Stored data

[Start]

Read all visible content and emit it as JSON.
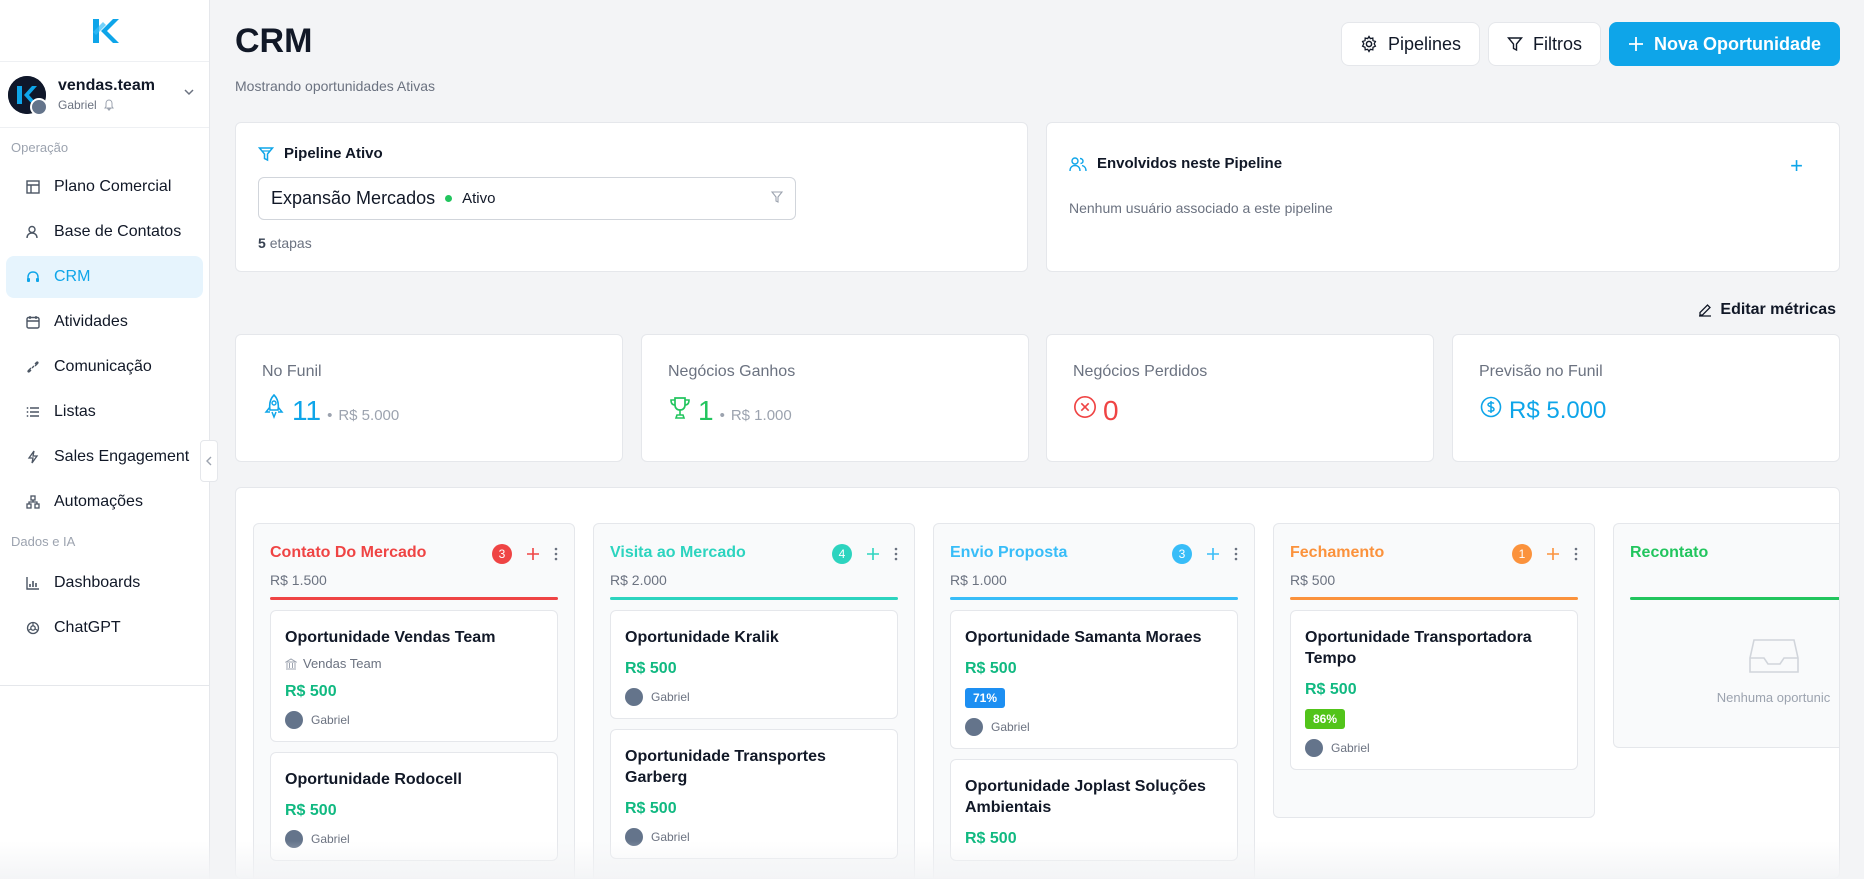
{
  "sidebar": {
    "team_name": "vendas.team",
    "user_name": "Gabriel",
    "section_operacao": "Operação",
    "section_dados": "Dados e IA",
    "items": [
      {
        "label": "Plano Comercial",
        "icon": "layout-icon"
      },
      {
        "label": "Base de Contatos",
        "icon": "contacts-icon"
      },
      {
        "label": "CRM",
        "icon": "headset-icon"
      },
      {
        "label": "Atividades",
        "icon": "calendar-icon"
      },
      {
        "label": "Comunicação",
        "icon": "link-icon"
      },
      {
        "label": "Listas",
        "icon": "list-icon"
      },
      {
        "label": "Sales Engagement",
        "icon": "bolt-icon"
      },
      {
        "label": "Automações",
        "icon": "workflow-icon"
      }
    ],
    "data_items": [
      {
        "label": "Dashboards",
        "icon": "bar-chart-icon"
      },
      {
        "label": "ChatGPT",
        "icon": "openai-icon"
      }
    ]
  },
  "header": {
    "title": "CRM",
    "subtitle": "Mostrando oportunidades Ativas",
    "pipelines_label": "Pipelines",
    "filters_label": "Filtros",
    "new_opportunity_label": "Nova Oportunidade"
  },
  "pipeline": {
    "title": "Pipeline Ativo",
    "selected": "Expansão Mercados",
    "status": "Ativo",
    "steps_count": "5",
    "steps_label": "etapas"
  },
  "people": {
    "title": "Envolvidos neste Pipeline",
    "empty": "Nenhum usuário associado a este pipeline",
    "add": "+"
  },
  "edit_metrics_label": "Editar métricas",
  "metrics": {
    "funnel": {
      "label": "No Funil",
      "value": "11",
      "amount": "R$ 5.000"
    },
    "won": {
      "label": "Negócios Ganhos",
      "value": "1",
      "amount": "R$ 1.000"
    },
    "lost": {
      "label": "Negócios Perdidos",
      "value": "0"
    },
    "forecast": {
      "label": "Previsão no Funil",
      "value": "R$ 5.000"
    }
  },
  "colors": {
    "accent": "#0ea5e9",
    "col1": "#ef4444",
    "col2": "#2dd4bf",
    "col3": "#38bdf8",
    "col4": "#fb923c",
    "col5": "#22c55e",
    "value_green": "#10b981",
    "badge_blue": "#1d8ff2",
    "badge_green": "#52c41a"
  },
  "board": {
    "separator": "•",
    "columns": [
      {
        "title": "Contato Do Mercado",
        "count": "3",
        "total": "R$ 1.500",
        "deals": [
          {
            "title": "Oportunidade Vendas Team",
            "company": "Vendas Team",
            "value": "R$ 500",
            "owner": "Gabriel"
          },
          {
            "title": "Oportunidade Rodocell",
            "value": "R$ 500",
            "owner": "Gabriel"
          }
        ]
      },
      {
        "title": "Visita ao Mercado",
        "count": "4",
        "total": "R$ 2.000",
        "deals": [
          {
            "title": "Oportunidade Kralik",
            "value": "R$ 500",
            "owner": "Gabriel"
          },
          {
            "title": "Oportunidade Transportes Garberg",
            "value": "R$ 500",
            "owner": "Gabriel"
          }
        ]
      },
      {
        "title": "Envio Proposta",
        "count": "3",
        "total": "R$ 1.000",
        "deals": [
          {
            "title": "Oportunidade Samanta Moraes",
            "value": "R$ 500",
            "badge": "71%",
            "owner": "Gabriel"
          },
          {
            "title": "Oportunidade Joplast Soluções Ambientais",
            "value": "R$ 500"
          }
        ]
      },
      {
        "title": "Fechamento",
        "count": "1",
        "total": "R$ 500",
        "deals": [
          {
            "title": "Oportunidade Transportadora Tempo",
            "value": "R$ 500",
            "badge": "86%",
            "owner": "Gabriel"
          }
        ]
      },
      {
        "title": "Recontato",
        "empty": "Nenhuma oportunic"
      }
    ]
  }
}
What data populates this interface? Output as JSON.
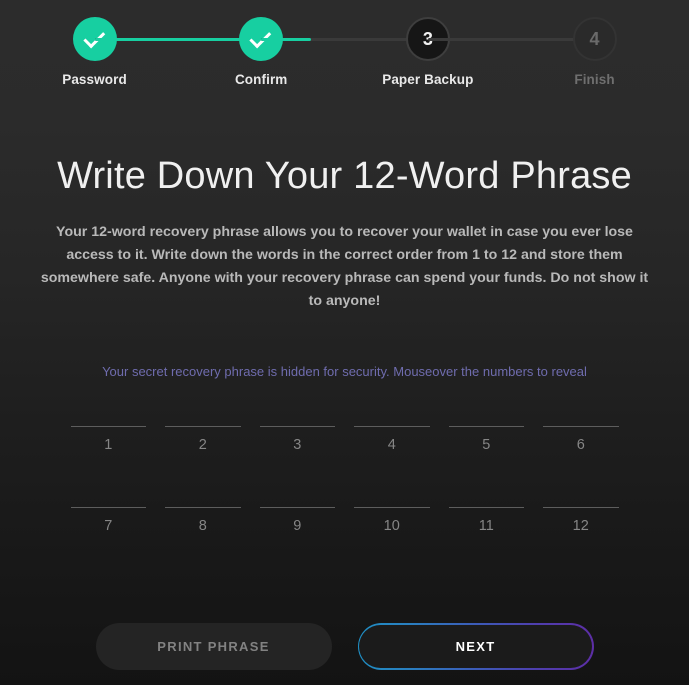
{
  "stepper": {
    "steps": [
      {
        "label": "Password",
        "state": "done",
        "marker": "check-icon"
      },
      {
        "label": "Confirm",
        "state": "done",
        "marker": "check-icon"
      },
      {
        "label": "Paper Backup",
        "state": "current",
        "marker": "3"
      },
      {
        "label": "Finish",
        "state": "pending",
        "marker": "4"
      }
    ],
    "connectors": [
      {
        "fill_percent": 100
      },
      {
        "fill_percent": 30
      },
      {
        "fill_percent": 0
      }
    ]
  },
  "main": {
    "title": "Write Down Your 12-Word Phrase",
    "description": "Your 12-word recovery phrase allows you to recover your wallet in case you ever lose access to it. Write down the words in the correct order from 1 to 12 and store them somewhere safe. Anyone with your recovery phrase can spend your funds. Do not show it to anyone!",
    "hint": "Your secret recovery phrase is hidden for security. Mouseover the numbers to reveal"
  },
  "phrase": {
    "slots": [
      {
        "index": "1",
        "word": ""
      },
      {
        "index": "2",
        "word": ""
      },
      {
        "index": "3",
        "word": ""
      },
      {
        "index": "4",
        "word": ""
      },
      {
        "index": "5",
        "word": ""
      },
      {
        "index": "6",
        "word": ""
      },
      {
        "index": "7",
        "word": ""
      },
      {
        "index": "8",
        "word": ""
      },
      {
        "index": "9",
        "word": ""
      },
      {
        "index": "10",
        "word": ""
      },
      {
        "index": "11",
        "word": ""
      },
      {
        "index": "12",
        "word": ""
      }
    ]
  },
  "footer": {
    "print_label": "PRINT PHRASE",
    "next_label": "NEXT"
  },
  "colors": {
    "accent_teal": "#17cfa1",
    "hint_purple": "#6f6cae",
    "gradient_start": "#1f8fc4",
    "gradient_end": "#5d2ea6",
    "background_top": "#2c2c2c",
    "background_bottom": "#131313"
  }
}
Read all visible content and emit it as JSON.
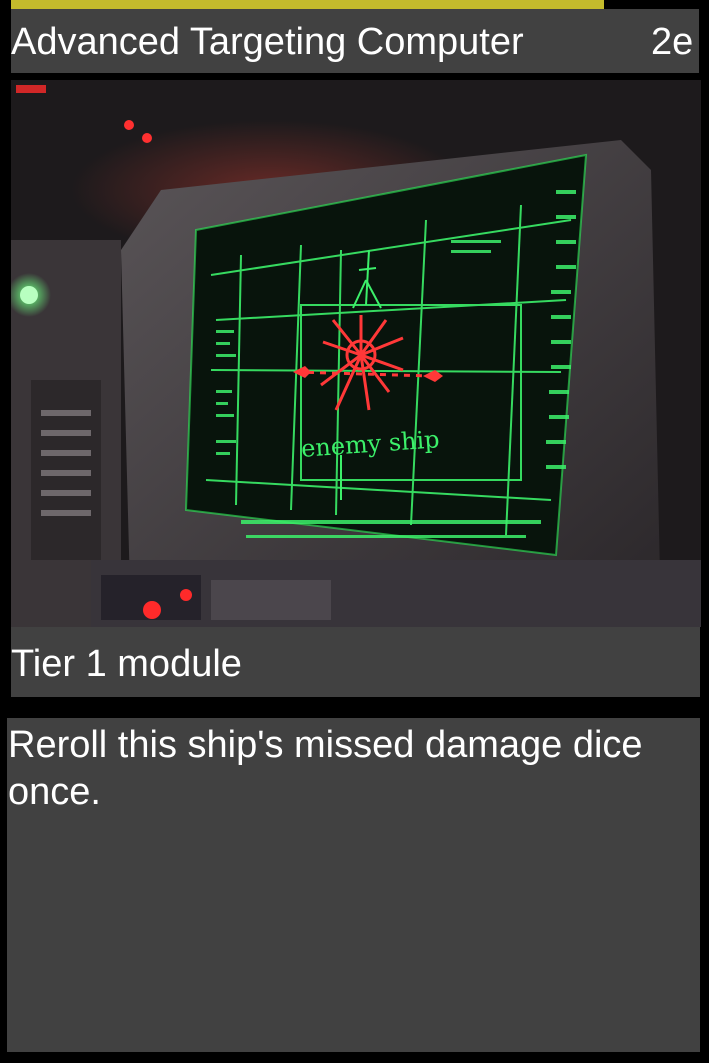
{
  "card": {
    "title": "Advanced Targeting Computer",
    "cost": "2e",
    "tier": "Tier 1 module",
    "rules_text": "Reroll this ship's missed damage dice once.",
    "art": {
      "screen_label": "enemy ship",
      "icon_name": "targeting-computer-screen-art"
    }
  },
  "colors": {
    "accent": "#c4bb2c",
    "panel": "#414141",
    "background": "#000000",
    "text": "#ffffff",
    "screen_green": "#3cf06a",
    "target_red": "#ff3838"
  }
}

[End]

▶ **Directive**
Transcribe the records above exactly, leaving out every picture.

▶ **Written response**
Read all visible content and emit it as JSON.
{
  "sidebar": {
    "team_name": "vendas.team",
    "user_name": "Gabriel",
    "section_operacao": "Operação",
    "section_dados": "Dados e IA",
    "items": [
      {
        "label": "Plano Comercial",
        "icon": "layout-icon"
      },
      {
        "label": "Base de Contatos",
        "icon": "contacts-icon"
      },
      {
        "label": "CRM",
        "icon": "headset-icon"
      },
      {
        "label": "Atividades",
        "icon": "calendar-icon"
      },
      {
        "label": "Comunicação",
        "icon": "link-icon"
      },
      {
        "label": "Listas",
        "icon": "list-icon"
      },
      {
        "label": "Sales Engagement",
        "icon": "bolt-icon"
      },
      {
        "label": "Automações",
        "icon": "workflow-icon"
      }
    ],
    "data_items": [
      {
        "label": "Dashboards",
        "icon": "bar-chart-icon"
      },
      {
        "label": "ChatGPT",
        "icon": "openai-icon"
      }
    ]
  },
  "header": {
    "title": "CRM",
    "subtitle": "Mostrando oportunidades Ativas",
    "pipelines_label": "Pipelines",
    "filters_label": "Filtros",
    "new_opportunity_label": "Nova Oportunidade"
  },
  "pipeline": {
    "title": "Pipeline Ativo",
    "selected": "Expansão Mercados",
    "status": "Ativo",
    "steps_count": "5",
    "steps_label": "etapas"
  },
  "people": {
    "title": "Envolvidos neste Pipeline",
    "empty": "Nenhum usuário associado a este pipeline",
    "add": "+"
  },
  "edit_metrics_label": "Editar métricas",
  "metrics": {
    "funnel": {
      "label": "No Funil",
      "value": "11",
      "amount": "R$ 5.000"
    },
    "won": {
      "label": "Negócios Ganhos",
      "value": "1",
      "amount": "R$ 1.000"
    },
    "lost": {
      "label": "Negócios Perdidos",
      "value": "0"
    },
    "forecast": {
      "label": "Previsão no Funil",
      "value": "R$ 5.000"
    }
  },
  "colors": {
    "accent": "#0ea5e9",
    "col1": "#ef4444",
    "col2": "#2dd4bf",
    "col3": "#38bdf8",
    "col4": "#fb923c",
    "col5": "#22c55e",
    "value_green": "#10b981",
    "badge_blue": "#1d8ff2",
    "badge_green": "#52c41a"
  },
  "board": {
    "separator": "•",
    "columns": [
      {
        "title": "Contato Do Mercado",
        "count": "3",
        "total": "R$ 1.500",
        "deals": [
          {
            "title": "Oportunidade Vendas Team",
            "company": "Vendas Team",
            "value": "R$ 500",
            "owner": "Gabriel"
          },
          {
            "title": "Oportunidade Rodocell",
            "value": "R$ 500",
            "owner": "Gabriel"
          }
        ]
      },
      {
        "title": "Visita ao Mercado",
        "count": "4",
        "total": "R$ 2.000",
        "deals": [
          {
            "title": "Oportunidade Kralik",
            "value": "R$ 500",
            "owner": "Gabriel"
          },
          {
            "title": "Oportunidade Transportes Garberg",
            "value": "R$ 500",
            "owner": "Gabriel"
          }
        ]
      },
      {
        "title": "Envio Proposta",
        "count": "3",
        "total": "R$ 1.000",
        "deals": [
          {
            "title": "Oportunidade Samanta Moraes",
            "value": "R$ 500",
            "badge": "71%",
            "owner": "Gabriel"
          },
          {
            "title": "Oportunidade Joplast Soluções Ambientais",
            "value": "R$ 500"
          }
        ]
      },
      {
        "title": "Fechamento",
        "count": "1",
        "total": "R$ 500",
        "deals": [
          {
            "title": "Oportunidade Transportadora Tempo",
            "value": "R$ 500",
            "badge": "86%",
            "owner": "Gabriel"
          }
        ]
      },
      {
        "title": "Recontato",
        "empty": "Nenhuma oportunic"
      }
    ]
  }
}
What data populates this interface? Output as JSON.
{
  "stepper": {
    "steps": [
      {
        "label": "Password",
        "state": "done",
        "marker": "check-icon"
      },
      {
        "label": "Confirm",
        "state": "done",
        "marker": "check-icon"
      },
      {
        "label": "Paper Backup",
        "state": "current",
        "marker": "3"
      },
      {
        "label": "Finish",
        "state": "pending",
        "marker": "4"
      }
    ],
    "connectors": [
      {
        "fill_percent": 100
      },
      {
        "fill_percent": 30
      },
      {
        "fill_percent": 0
      }
    ]
  },
  "main": {
    "title": "Write Down Your 12-Word Phrase",
    "description": "Your 12-word recovery phrase allows you to recover your wallet in case you ever lose access to it. Write down the words in the correct order from 1 to 12 and store them somewhere safe. Anyone with your recovery phrase can spend your funds. Do not show it to anyone!",
    "hint": "Your secret recovery phrase is hidden for security. Mouseover the numbers to reveal"
  },
  "phrase": {
    "slots": [
      {
        "index": "1",
        "word": ""
      },
      {
        "index": "2",
        "word": ""
      },
      {
        "index": "3",
        "word": ""
      },
      {
        "index": "4",
        "word": ""
      },
      {
        "index": "5",
        "word": ""
      },
      {
        "index": "6",
        "word": ""
      },
      {
        "index": "7",
        "word": ""
      },
      {
        "index": "8",
        "word": ""
      },
      {
        "index": "9",
        "word": ""
      },
      {
        "index": "10",
        "word": ""
      },
      {
        "index": "11",
        "word": ""
      },
      {
        "index": "12",
        "word": ""
      }
    ]
  },
  "footer": {
    "print_label": "PRINT PHRASE",
    "next_label": "NEXT"
  },
  "colors": {
    "accent_teal": "#17cfa1",
    "hint_purple": "#6f6cae",
    "gradient_start": "#1f8fc4",
    "gradient_end": "#5d2ea6",
    "background_top": "#2c2c2c",
    "background_bottom": "#131313"
  }
}
Read all visible content and emit it as JSON.
{
  "card": {
    "title": "Advanced Targeting Computer",
    "cost": "2e",
    "tier": "Tier 1 module",
    "rules_text": "Reroll this ship's missed damage dice once.",
    "art": {
      "screen_label": "enemy ship",
      "icon_name": "targeting-computer-screen-art"
    }
  },
  "colors": {
    "accent": "#c4bb2c",
    "panel": "#414141",
    "background": "#000000",
    "text": "#ffffff",
    "screen_green": "#3cf06a",
    "target_red": "#ff3838"
  }
}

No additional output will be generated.